Source records
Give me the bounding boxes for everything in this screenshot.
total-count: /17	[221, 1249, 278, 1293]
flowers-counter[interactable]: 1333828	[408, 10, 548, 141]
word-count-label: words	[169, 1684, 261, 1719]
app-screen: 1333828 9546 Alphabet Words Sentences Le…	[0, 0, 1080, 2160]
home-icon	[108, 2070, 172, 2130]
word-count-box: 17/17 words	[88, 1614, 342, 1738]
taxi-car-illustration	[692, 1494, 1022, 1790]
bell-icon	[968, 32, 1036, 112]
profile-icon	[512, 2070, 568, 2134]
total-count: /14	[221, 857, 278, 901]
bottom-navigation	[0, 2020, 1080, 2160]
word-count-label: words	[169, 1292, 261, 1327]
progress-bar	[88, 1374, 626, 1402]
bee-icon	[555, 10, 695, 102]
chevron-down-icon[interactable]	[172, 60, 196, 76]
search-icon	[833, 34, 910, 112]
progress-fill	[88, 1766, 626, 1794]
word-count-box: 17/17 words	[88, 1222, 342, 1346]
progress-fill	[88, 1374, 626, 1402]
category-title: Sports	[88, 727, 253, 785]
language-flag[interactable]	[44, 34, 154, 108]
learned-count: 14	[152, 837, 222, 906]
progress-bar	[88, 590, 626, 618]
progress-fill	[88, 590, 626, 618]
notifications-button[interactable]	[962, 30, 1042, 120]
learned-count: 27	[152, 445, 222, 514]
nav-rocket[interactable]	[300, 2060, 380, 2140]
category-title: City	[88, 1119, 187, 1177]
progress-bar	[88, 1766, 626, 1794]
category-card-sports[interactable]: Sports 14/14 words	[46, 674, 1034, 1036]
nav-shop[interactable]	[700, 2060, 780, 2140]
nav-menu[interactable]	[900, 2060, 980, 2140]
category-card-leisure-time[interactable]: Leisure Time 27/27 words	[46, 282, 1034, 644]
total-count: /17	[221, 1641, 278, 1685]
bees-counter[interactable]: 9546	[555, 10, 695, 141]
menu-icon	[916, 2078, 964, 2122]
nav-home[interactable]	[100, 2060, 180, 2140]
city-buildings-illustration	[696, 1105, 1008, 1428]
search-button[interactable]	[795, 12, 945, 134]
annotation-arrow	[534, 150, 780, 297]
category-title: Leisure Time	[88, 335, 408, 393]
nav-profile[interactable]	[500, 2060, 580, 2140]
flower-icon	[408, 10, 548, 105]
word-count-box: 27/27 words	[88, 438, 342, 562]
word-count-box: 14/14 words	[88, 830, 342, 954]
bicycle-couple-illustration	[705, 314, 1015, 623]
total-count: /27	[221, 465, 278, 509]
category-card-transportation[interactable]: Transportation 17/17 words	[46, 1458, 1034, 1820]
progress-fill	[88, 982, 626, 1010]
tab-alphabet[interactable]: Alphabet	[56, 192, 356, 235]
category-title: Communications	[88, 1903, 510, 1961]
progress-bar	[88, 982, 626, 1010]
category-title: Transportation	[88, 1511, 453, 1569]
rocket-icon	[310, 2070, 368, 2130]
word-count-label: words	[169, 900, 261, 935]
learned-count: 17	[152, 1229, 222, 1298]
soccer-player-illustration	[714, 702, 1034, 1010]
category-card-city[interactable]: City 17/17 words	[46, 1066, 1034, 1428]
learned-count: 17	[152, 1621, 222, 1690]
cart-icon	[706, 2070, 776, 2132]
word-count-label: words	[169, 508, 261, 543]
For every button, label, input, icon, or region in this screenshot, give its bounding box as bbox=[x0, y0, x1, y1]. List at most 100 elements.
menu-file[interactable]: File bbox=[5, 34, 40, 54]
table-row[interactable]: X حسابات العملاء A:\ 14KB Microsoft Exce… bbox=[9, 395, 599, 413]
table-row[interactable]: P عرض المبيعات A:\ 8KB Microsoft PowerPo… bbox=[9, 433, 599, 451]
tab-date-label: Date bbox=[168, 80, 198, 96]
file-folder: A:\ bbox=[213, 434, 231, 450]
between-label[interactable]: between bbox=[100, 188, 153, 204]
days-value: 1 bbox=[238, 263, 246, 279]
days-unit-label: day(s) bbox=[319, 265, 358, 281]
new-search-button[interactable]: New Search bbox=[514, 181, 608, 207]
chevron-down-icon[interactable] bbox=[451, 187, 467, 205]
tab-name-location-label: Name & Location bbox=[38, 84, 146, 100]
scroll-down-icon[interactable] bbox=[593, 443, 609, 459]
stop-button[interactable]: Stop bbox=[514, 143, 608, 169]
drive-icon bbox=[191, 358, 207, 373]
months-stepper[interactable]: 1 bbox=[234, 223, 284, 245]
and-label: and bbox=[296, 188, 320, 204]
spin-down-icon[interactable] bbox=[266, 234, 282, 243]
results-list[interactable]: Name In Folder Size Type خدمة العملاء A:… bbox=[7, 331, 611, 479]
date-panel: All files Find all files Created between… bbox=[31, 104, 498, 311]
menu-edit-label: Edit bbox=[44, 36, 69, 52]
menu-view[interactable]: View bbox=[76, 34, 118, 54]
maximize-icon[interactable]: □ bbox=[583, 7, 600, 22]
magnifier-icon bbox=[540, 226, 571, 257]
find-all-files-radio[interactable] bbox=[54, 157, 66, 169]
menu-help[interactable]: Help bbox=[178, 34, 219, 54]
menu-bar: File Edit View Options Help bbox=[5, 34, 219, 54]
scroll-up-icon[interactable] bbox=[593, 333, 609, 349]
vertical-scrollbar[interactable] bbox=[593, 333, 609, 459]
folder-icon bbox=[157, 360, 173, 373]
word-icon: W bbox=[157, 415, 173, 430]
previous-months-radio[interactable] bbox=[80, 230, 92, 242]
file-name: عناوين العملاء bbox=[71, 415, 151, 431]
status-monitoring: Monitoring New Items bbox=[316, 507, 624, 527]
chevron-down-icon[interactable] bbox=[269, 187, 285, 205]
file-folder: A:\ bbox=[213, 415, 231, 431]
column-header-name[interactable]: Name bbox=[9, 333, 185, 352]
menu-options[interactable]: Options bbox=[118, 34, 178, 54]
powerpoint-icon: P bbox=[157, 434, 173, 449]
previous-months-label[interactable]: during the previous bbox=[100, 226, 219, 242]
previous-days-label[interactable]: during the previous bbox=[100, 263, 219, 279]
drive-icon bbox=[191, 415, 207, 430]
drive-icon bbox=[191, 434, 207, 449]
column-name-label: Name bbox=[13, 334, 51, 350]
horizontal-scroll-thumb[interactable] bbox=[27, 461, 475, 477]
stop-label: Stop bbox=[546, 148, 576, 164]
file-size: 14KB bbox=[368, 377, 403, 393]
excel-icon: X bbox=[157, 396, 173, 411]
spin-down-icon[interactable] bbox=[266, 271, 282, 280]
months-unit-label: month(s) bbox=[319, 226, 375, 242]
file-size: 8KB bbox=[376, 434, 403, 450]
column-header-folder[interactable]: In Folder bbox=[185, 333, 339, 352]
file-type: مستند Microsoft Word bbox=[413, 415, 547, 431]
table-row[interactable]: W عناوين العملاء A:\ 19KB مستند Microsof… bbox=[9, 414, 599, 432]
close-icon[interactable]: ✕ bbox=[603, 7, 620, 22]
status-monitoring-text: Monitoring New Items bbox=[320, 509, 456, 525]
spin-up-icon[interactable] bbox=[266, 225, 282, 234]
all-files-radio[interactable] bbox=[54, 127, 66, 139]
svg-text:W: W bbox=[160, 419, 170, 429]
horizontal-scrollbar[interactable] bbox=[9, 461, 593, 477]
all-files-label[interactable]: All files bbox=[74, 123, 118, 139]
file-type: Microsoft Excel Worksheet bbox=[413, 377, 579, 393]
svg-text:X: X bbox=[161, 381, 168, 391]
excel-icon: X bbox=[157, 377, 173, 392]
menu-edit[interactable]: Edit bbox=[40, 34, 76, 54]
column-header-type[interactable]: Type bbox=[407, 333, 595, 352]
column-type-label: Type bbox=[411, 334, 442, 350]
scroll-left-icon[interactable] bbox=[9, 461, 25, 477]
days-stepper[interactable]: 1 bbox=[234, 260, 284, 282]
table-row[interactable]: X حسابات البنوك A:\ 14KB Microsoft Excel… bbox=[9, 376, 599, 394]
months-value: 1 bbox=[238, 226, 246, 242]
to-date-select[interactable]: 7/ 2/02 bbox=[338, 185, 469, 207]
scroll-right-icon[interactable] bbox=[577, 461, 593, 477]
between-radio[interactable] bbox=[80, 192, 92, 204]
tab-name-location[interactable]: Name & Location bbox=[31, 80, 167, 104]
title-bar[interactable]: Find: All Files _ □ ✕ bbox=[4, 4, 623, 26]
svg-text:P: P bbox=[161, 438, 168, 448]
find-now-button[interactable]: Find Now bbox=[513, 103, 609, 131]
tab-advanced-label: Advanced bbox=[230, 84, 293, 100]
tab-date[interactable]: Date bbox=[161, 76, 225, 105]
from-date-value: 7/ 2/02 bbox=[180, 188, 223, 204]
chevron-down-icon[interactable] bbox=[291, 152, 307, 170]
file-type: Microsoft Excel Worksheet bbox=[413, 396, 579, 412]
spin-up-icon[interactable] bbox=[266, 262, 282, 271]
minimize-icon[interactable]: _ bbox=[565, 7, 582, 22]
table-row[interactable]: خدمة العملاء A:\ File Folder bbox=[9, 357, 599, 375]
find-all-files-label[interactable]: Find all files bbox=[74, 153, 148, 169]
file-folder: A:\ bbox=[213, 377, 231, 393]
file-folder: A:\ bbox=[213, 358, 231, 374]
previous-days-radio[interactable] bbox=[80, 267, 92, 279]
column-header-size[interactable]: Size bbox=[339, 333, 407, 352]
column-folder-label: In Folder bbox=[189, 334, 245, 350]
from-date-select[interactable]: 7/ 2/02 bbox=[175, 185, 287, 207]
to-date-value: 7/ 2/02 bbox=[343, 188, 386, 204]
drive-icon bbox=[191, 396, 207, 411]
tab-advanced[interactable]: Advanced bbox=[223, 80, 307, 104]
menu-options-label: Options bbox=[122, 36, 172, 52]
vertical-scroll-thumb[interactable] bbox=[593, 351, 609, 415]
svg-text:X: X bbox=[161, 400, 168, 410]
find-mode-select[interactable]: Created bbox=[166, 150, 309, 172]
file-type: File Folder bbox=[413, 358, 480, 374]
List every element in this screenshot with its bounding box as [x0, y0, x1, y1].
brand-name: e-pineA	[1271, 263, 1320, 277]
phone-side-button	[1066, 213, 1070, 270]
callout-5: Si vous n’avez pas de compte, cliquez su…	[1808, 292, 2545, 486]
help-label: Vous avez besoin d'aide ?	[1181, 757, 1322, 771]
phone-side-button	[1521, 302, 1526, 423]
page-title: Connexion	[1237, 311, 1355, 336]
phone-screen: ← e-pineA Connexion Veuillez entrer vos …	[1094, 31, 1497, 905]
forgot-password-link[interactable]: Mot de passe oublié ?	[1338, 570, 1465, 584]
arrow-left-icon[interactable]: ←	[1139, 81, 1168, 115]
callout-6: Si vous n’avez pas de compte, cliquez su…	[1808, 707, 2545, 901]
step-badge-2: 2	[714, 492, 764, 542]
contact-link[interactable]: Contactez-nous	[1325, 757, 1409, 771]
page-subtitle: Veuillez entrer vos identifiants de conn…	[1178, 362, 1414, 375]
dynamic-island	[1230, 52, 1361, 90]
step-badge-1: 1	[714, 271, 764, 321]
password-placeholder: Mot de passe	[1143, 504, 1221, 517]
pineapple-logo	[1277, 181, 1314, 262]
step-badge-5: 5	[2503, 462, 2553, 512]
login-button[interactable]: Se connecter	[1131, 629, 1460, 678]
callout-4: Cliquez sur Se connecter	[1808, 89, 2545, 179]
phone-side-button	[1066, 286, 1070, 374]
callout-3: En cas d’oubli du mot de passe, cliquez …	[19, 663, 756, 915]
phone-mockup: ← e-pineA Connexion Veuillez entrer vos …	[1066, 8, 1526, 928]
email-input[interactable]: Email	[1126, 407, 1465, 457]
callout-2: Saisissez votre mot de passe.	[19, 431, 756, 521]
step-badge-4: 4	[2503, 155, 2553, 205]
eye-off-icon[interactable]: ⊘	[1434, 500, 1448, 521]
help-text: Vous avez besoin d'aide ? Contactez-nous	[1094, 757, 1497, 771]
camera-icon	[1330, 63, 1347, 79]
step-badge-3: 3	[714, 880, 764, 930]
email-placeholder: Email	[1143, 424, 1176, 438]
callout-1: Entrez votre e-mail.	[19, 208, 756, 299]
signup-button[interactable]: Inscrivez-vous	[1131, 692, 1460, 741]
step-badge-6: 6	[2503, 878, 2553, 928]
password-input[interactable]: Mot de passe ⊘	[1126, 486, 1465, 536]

• Task requirements: Arrange the lines of the records as a Markdown table with the columns Row and Entry, skipping any blank lines. Include everything from the first line down to the line containing "2060, 580, 2140]", counting that line as well.

• Finished exercise:
| Row | Entry |
|---|---|
| 1 | Give me the bounding boxes for everything in this screenshot. |
| 2 | total-count: /17	[221, 1249, 278, 1293] |
| 3 | flowers-counter[interactable]: 1333828	[408, 10, 548, 141] |
| 4 | word-count-label: words	[169, 1684, 261, 1719] |
| 5 | app-screen: 1333828 9546 Alphabet Words Sentences Le…	[0, 0, 1080, 2160] |
| 6 | home-icon	[108, 2070, 172, 2130] |
| 7 | word-count-box: 17/17 words	[88, 1614, 342, 1738] |
| 8 | taxi-car-illustration	[692, 1494, 1022, 1790] |
| 9 | bell-icon	[968, 32, 1036, 112] |
| 10 | profile-icon	[512, 2070, 568, 2134] |
| 11 | total-count: /14	[221, 857, 278, 901] |
| 12 | bottom-navigation	[0, 2020, 1080, 2160] |
| 13 | word-count-label: words	[169, 1292, 261, 1327] |
| 14 | progress-bar	[88, 1374, 626, 1402] |
| 15 | bee-icon	[555, 10, 695, 102] |
| 16 | chevron-down-icon[interactable]	[172, 60, 196, 76] |
| 17 | search-icon	[833, 34, 910, 112] |
| 18 | progress-fill	[88, 1766, 626, 1794] |
| 19 | word-count-box: 17/17 words	[88, 1222, 342, 1346] |
| 20 | progress-fill	[88, 1374, 626, 1402] |
| 21 | category-title: Sports	[88, 727, 253, 785] |
| 22 | language-flag[interactable]	[44, 34, 154, 108] |
| 23 | learned-count: 14	[152, 837, 222, 906] |
| 24 | progress-bar	[88, 590, 626, 618] |
| 25 | progress-fill	[88, 590, 626, 618] |
| 26 | notifications-button[interactable]	[962, 30, 1042, 120] |
| 27 | learned-count: 27	[152, 445, 222, 514] |
| 28 | nav-rocket[interactable]	[300, 2060, 380, 2140] |
| 29 | category-title: City	[88, 1119, 187, 1177] |
| 30 | progress-bar	[88, 1766, 626, 1794] |
| 31 | category-card-sports[interactable]: Sports 14/14 words	[46, 674, 1034, 1036] |
| 32 | nav-shop[interactable]	[700, 2060, 780, 2140] |
| 33 | nav-menu[interactable]	[900, 2060, 980, 2140] |
| 34 | category-card-leisure-time[interactable]: Leisure Time 27/27 words	[46, 282, 1034, 644] |
| 35 | total-count: /17	[221, 1641, 278, 1685] |
| 36 | bees-counter[interactable]: 9546	[555, 10, 695, 141] |
| 37 | menu-icon	[916, 2078, 964, 2122] |
| 38 | nav-home[interactable]	[100, 2060, 180, 2140] |
| 39 | city-buildings-illustration	[696, 1105, 1008, 1428] |
| 40 | search-button[interactable]	[795, 12, 945, 134] |
| 41 | annotation-arrow	[534, 150, 780, 297] |
| 42 | category-title: Leisure Time	[88, 335, 408, 393] |
| 43 | nav-profile[interactable]	[500, 2060, 580, 2140] |